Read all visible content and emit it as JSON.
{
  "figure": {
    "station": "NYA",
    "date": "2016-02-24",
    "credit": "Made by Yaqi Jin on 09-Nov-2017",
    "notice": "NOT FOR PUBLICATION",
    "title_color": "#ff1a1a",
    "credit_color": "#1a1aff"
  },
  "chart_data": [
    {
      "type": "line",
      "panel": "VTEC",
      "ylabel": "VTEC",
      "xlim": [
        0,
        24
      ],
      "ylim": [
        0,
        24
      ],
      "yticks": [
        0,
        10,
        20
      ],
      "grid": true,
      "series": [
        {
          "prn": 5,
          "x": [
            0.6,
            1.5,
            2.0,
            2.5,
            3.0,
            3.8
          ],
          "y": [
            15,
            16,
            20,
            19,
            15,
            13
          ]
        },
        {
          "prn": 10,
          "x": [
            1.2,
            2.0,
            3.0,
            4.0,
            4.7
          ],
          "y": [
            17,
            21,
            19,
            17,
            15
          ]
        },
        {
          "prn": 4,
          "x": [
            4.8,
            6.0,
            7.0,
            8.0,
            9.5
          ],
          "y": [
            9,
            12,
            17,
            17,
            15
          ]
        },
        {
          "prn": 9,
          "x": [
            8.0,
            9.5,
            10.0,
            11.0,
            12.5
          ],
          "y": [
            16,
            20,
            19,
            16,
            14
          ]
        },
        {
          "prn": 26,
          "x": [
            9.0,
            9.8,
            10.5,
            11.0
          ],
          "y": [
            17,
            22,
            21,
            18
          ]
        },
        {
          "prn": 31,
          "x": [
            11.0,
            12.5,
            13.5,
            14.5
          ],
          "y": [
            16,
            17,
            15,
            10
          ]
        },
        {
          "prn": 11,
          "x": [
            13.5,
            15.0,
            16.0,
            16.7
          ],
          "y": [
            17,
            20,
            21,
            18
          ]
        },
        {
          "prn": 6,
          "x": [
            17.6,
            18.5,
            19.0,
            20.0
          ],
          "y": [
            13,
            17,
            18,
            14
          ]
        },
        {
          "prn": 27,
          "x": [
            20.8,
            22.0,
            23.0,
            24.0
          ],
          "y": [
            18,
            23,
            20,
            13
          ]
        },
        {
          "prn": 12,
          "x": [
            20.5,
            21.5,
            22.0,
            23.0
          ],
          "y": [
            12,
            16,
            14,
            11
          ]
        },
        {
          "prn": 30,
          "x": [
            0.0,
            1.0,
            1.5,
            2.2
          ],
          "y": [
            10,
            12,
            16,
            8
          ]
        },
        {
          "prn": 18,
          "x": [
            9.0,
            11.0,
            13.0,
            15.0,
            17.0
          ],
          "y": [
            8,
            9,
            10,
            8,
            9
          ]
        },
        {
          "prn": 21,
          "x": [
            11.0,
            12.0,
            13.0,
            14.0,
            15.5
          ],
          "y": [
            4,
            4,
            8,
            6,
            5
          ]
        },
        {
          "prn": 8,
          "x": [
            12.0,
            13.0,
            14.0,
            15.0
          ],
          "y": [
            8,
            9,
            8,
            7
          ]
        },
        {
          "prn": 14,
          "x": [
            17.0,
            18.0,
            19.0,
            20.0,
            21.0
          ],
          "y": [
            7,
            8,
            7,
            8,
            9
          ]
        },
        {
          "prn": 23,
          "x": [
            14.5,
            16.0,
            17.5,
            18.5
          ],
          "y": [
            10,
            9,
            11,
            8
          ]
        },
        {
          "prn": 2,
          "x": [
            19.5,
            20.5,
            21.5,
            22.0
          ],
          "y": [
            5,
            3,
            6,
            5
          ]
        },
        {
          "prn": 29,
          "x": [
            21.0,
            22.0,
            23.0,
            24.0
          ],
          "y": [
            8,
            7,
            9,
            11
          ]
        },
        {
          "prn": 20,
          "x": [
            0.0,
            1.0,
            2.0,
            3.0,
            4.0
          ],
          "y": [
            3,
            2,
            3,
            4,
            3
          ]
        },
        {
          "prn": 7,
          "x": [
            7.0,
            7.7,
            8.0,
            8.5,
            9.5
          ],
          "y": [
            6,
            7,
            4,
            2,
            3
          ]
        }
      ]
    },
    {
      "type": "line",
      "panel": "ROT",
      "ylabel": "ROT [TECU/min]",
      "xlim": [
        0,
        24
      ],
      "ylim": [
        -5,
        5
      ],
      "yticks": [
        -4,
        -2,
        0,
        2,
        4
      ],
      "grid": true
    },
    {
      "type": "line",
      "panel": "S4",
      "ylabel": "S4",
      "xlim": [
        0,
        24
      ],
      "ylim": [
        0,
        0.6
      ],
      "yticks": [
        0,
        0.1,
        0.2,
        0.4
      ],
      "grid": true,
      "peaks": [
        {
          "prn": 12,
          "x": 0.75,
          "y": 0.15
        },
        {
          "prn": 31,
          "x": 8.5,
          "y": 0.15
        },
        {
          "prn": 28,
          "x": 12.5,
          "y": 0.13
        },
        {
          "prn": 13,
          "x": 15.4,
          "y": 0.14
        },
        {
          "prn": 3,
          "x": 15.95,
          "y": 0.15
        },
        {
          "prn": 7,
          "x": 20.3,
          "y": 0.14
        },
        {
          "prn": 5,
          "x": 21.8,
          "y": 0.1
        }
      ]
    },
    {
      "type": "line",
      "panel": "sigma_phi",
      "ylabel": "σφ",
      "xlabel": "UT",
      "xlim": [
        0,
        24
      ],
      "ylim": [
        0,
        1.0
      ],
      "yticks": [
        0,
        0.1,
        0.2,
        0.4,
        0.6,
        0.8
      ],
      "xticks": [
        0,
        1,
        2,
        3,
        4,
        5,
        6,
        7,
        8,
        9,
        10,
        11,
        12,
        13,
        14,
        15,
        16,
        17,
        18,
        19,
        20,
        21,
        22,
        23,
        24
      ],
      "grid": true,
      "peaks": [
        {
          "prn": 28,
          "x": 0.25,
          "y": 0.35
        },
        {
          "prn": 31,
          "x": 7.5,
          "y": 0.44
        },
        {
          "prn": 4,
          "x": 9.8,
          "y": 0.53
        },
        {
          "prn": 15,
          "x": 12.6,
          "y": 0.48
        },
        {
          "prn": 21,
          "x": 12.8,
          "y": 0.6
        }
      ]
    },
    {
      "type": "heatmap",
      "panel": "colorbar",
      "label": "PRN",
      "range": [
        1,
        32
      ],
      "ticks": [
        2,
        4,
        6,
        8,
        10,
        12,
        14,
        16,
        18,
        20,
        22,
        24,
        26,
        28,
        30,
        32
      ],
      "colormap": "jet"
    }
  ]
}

________________________

PROBLEM REQUIREMENTS.
What is needed here is an exact reproduction of all the entries.

RESPONSE TO THE EXERCISE.
Read all visible content and emit it as JSON.
{
  "figure": {
    "station": "NYA",
    "date": "2016-02-24",
    "credit": "Made by Yaqi Jin on 09-Nov-2017",
    "notice": "NOT FOR PUBLICATION",
    "title_color": "#ff1a1a",
    "credit_color": "#1a1aff"
  },
  "chart_data": [
    {
      "type": "line",
      "panel": "VTEC",
      "ylabel": "VTEC",
      "xlim": [
        0,
        24
      ],
      "ylim": [
        0,
        24
      ],
      "yticks": [
        0,
        10,
        20
      ],
      "grid": true,
      "series": [
        {
          "prn": 5,
          "x": [
            0.6,
            1.5,
            2.0,
            2.5,
            3.0,
            3.8
          ],
          "y": [
            15,
            16,
            20,
            19,
            15,
            13
          ]
        },
        {
          "prn": 10,
          "x": [
            1.2,
            2.0,
            3.0,
            4.0,
            4.7
          ],
          "y": [
            17,
            21,
            19,
            17,
            15
          ]
        },
        {
          "prn": 4,
          "x": [
            4.8,
            6.0,
            7.0,
            8.0,
            9.5
          ],
          "y": [
            9,
            12,
            17,
            17,
            15
          ]
        },
        {
          "prn": 9,
          "x": [
            8.0,
            9.5,
            10.0,
            11.0,
            12.5
          ],
          "y": [
            16,
            20,
            19,
            16,
            14
          ]
        },
        {
          "prn": 26,
          "x": [
            9.0,
            9.8,
            10.5,
            11.0
          ],
          "y": [
            17,
            22,
            21,
            18
          ]
        },
        {
          "prn": 31,
          "x": [
            11.0,
            12.5,
            13.5,
            14.5
          ],
          "y": [
            16,
            17,
            15,
            10
          ]
        },
        {
          "prn": 11,
          "x": [
            13.5,
            15.0,
            16.0,
            16.7
          ],
          "y": [
            17,
            20,
            21,
            18
          ]
        },
        {
          "prn": 6,
          "x": [
            17.6,
            18.5,
            19.0,
            20.0
          ],
          "y": [
            13,
            17,
            18,
            14
          ]
        },
        {
          "prn": 27,
          "x": [
            20.8,
            22.0,
            23.0,
            24.0
          ],
          "y": [
            18,
            23,
            20,
            13
          ]
        },
        {
          "prn": 12,
          "x": [
            20.5,
            21.5,
            22.0,
            23.0
          ],
          "y": [
            12,
            16,
            14,
            11
          ]
        },
        {
          "prn": 30,
          "x": [
            0.0,
            1.0,
            1.5,
            2.2
          ],
          "y": [
            10,
            12,
            16,
            8
          ]
        },
        {
          "prn": 18,
          "x": [
            9.0,
            11.0,
            13.0,
            15.0,
            17.0
          ],
          "y": [
            8,
            9,
            10,
            8,
            9
          ]
        },
        {
          "prn": 21,
          "x": [
            11.0,
            12.0,
            13.0,
            14.0,
            15.5
          ],
          "y": [
            4,
            4,
            8,
            6,
            5
          ]
        },
        {
          "prn": 8,
          "x": [
            12.0,
            13.0,
            14.0,
            15.0
          ],
          "y": [
            8,
            9,
            8,
            7
          ]
        },
        {
          "prn": 14,
          "x": [
            17.0,
            18.0,
            19.0,
            20.0,
            21.0
          ],
          "y": [
            7,
            8,
            7,
            8,
            9
          ]
        },
        {
          "prn": 23,
          "x": [
            14.5,
            16.0,
            17.5,
            18.5
          ],
          "y": [
            10,
            9,
            11,
            8
          ]
        },
        {
          "prn": 2,
          "x": [
            19.5,
            20.5,
            21.5,
            22.0
          ],
          "y": [
            5,
            3,
            6,
            5
          ]
        },
        {
          "prn": 29,
          "x": [
            21.0,
            22.0,
            23.0,
            24.0
          ],
          "y": [
            8,
            7,
            9,
            11
          ]
        },
        {
          "prn": 20,
          "x": [
            0.0,
            1.0,
            2.0,
            3.0,
            4.0
          ],
          "y": [
            3,
            2,
            3,
            4,
            3
          ]
        },
        {
          "prn": 7,
          "x": [
            7.0,
            7.7,
            8.0,
            8.5,
            9.5
          ],
          "y": [
            6,
            7,
            4,
            2,
            3
          ]
        }
      ]
    },
    {
      "type": "line",
      "panel": "ROT",
      "ylabel": "ROT [TECU/min]",
      "xlim": [
        0,
        24
      ],
      "ylim": [
        -5,
        5
      ],
      "yticks": [
        -4,
        -2,
        0,
        2,
        4
      ],
      "grid": true
    },
    {
      "type": "line",
      "panel": "S4",
      "ylabel": "S4",
      "xlim": [
        0,
        24
      ],
      "ylim": [
        0,
        0.6
      ],
      "yticks": [
        0,
        0.1,
        0.2,
        0.4
      ],
      "grid": true,
      "peaks": [
        {
          "prn": 12,
          "x": 0.75,
          "y": 0.15
        },
        {
          "prn": 31,
          "x": 8.5,
          "y": 0.15
        },
        {
          "prn": 28,
          "x": 12.5,
          "y": 0.13
        },
        {
          "prn": 13,
          "x": 15.4,
          "y": 0.14
        },
        {
          "prn": 3,
          "x": 15.95,
          "y": 0.15
        },
        {
          "prn": 7,
          "x": 20.3,
          "y": 0.14
        },
        {
          "prn": 5,
          "x": 21.8,
          "y": 0.1
        }
      ]
    },
    {
      "type": "line",
      "panel": "sigma_phi",
      "ylabel": "σφ",
      "xlabel": "UT",
      "xlim": [
        0,
        24
      ],
      "ylim": [
        0,
        1.0
      ],
      "yticks": [
        0,
        0.1,
        0.2,
        0.4,
        0.6,
        0.8
      ],
      "xticks": [
        0,
        1,
        2,
        3,
        4,
        5,
        6,
        7,
        8,
        9,
        10,
        11,
        12,
        13,
        14,
        15,
        16,
        17,
        18,
        19,
        20,
        21,
        22,
        23,
        24
      ],
      "grid": true,
      "peaks": [
        {
          "prn": 28,
          "x": 0.25,
          "y": 0.35
        },
        {
          "prn": 31,
          "x": 7.5,
          "y": 0.44
        },
        {
          "prn": 4,
          "x": 9.8,
          "y": 0.53
        },
        {
          "prn": 15,
          "x": 12.6,
          "y": 0.48
        },
        {
          "prn": 21,
          "x": 12.8,
          "y": 0.6
        }
      ]
    },
    {
      "type": "heatmap",
      "panel": "colorbar",
      "label": "PRN",
      "range": [
        1,
        32
      ],
      "ticks": [
        2,
        4,
        6,
        8,
        10,
        12,
        14,
        16,
        18,
        20,
        22,
        24,
        26,
        28,
        30,
        32
      ],
      "colormap": "jet"
    }
  ]
}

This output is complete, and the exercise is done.